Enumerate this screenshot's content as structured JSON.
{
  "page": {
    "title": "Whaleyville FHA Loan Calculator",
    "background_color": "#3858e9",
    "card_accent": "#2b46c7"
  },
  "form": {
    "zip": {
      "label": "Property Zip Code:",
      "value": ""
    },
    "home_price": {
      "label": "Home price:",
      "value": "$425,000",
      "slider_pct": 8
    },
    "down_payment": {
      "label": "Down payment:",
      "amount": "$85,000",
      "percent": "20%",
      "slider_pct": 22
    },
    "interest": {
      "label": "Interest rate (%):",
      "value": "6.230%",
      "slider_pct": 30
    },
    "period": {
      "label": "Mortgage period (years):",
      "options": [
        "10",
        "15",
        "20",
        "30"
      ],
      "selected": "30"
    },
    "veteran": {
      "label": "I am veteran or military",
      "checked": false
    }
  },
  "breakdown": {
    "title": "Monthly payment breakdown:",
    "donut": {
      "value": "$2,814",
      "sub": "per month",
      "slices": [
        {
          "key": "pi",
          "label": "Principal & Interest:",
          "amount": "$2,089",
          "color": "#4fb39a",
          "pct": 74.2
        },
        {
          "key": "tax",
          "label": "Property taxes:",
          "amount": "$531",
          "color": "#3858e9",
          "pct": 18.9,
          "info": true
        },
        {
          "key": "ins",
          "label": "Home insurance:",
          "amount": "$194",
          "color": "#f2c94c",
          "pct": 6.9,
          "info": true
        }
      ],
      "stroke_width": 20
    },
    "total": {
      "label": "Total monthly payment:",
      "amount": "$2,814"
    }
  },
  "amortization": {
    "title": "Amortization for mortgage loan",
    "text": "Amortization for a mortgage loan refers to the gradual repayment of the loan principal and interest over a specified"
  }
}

------------------------

Where a line holds "label", copy it out.

ANSWER TO THE EXERCISE:
      "label": "Property Zip Code:",
      "label": "Home price:",
      "label": "Down payment:",
      "label": "Interest rate (%):",
      "label": "Mortgage period (years):",
      "label": "I am veteran or military",
          "label": "Principal & Interest:",
          "label": "Property taxes:",
          "label": "Home insurance:",
      "label": "Total monthly payment:",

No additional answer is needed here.